• [Problem to work on]: Among the entries below, find the lines with "Uruguay" and copy them.

Dataset entries:
++++++
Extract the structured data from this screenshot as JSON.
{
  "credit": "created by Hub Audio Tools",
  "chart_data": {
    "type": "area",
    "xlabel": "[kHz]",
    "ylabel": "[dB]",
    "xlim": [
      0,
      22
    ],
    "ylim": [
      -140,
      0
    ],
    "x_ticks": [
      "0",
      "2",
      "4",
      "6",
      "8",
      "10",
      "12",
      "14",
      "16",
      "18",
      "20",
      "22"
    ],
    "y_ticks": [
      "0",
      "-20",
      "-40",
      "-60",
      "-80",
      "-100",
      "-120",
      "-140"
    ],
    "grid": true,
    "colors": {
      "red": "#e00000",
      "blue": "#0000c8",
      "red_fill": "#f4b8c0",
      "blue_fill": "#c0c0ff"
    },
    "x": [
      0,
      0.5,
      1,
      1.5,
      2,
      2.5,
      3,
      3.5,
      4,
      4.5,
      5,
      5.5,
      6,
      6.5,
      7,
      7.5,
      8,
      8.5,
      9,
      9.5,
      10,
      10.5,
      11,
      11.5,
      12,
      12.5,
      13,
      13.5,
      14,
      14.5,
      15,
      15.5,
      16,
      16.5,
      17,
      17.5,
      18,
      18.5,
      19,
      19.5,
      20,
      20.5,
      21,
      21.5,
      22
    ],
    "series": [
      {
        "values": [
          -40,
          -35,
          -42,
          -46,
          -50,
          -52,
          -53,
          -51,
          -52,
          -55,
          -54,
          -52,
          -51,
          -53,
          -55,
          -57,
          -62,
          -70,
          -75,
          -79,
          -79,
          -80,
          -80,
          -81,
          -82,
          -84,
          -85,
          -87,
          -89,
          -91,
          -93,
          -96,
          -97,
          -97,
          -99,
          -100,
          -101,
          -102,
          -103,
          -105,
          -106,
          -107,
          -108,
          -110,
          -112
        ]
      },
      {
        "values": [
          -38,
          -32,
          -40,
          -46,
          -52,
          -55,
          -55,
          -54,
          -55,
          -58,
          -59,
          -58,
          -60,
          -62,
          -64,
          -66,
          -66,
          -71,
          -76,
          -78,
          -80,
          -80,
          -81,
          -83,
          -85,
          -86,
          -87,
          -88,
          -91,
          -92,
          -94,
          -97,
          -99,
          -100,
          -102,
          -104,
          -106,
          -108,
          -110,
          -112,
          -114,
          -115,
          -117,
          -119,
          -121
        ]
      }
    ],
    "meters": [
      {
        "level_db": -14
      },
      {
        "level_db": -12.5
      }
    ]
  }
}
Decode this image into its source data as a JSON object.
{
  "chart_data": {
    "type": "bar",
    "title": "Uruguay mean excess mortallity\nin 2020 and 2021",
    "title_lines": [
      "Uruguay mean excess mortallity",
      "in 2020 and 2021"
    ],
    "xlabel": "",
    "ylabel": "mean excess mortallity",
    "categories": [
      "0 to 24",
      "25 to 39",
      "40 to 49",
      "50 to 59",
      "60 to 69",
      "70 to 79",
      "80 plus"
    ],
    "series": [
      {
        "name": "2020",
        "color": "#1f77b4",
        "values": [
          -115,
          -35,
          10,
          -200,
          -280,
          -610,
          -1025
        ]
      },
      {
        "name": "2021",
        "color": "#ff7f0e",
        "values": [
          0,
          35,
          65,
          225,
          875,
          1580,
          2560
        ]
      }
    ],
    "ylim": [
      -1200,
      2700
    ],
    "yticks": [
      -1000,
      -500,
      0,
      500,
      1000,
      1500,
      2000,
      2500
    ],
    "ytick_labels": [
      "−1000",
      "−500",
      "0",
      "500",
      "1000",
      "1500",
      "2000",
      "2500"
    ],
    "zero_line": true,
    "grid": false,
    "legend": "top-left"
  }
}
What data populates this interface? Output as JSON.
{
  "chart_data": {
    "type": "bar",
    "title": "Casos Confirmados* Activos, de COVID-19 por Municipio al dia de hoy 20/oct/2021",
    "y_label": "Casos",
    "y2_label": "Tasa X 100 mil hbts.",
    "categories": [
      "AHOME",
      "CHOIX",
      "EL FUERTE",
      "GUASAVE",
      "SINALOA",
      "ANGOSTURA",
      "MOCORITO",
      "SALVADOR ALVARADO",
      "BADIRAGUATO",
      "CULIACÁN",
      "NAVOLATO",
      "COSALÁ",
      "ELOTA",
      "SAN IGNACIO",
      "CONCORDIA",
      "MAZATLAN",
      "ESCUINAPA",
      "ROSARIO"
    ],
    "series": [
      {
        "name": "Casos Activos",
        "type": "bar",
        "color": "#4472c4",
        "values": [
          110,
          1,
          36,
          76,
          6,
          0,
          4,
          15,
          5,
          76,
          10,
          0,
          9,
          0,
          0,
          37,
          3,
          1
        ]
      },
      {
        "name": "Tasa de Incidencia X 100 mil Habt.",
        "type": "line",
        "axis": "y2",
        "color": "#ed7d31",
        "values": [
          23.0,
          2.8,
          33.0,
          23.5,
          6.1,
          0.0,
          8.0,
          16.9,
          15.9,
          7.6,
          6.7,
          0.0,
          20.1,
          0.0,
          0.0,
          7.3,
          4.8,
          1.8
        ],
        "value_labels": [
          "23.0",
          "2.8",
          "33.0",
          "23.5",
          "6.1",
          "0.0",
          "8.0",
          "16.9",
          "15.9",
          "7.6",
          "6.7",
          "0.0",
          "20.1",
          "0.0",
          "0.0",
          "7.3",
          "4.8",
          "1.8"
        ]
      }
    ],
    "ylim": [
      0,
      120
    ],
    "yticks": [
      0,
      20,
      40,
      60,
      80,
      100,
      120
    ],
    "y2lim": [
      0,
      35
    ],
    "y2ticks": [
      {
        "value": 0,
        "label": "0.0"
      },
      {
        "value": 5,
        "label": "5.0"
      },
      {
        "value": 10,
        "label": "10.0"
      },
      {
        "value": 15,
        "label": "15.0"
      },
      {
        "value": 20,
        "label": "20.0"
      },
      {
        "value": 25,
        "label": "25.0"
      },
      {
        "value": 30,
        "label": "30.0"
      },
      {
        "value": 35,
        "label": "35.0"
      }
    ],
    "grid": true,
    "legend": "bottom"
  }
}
++++++
• [Response to this exercise]:
    "title": "Uruguay mean excess mortallity\nin 2020 and 2021",
      "Uruguay mean excess mortallity",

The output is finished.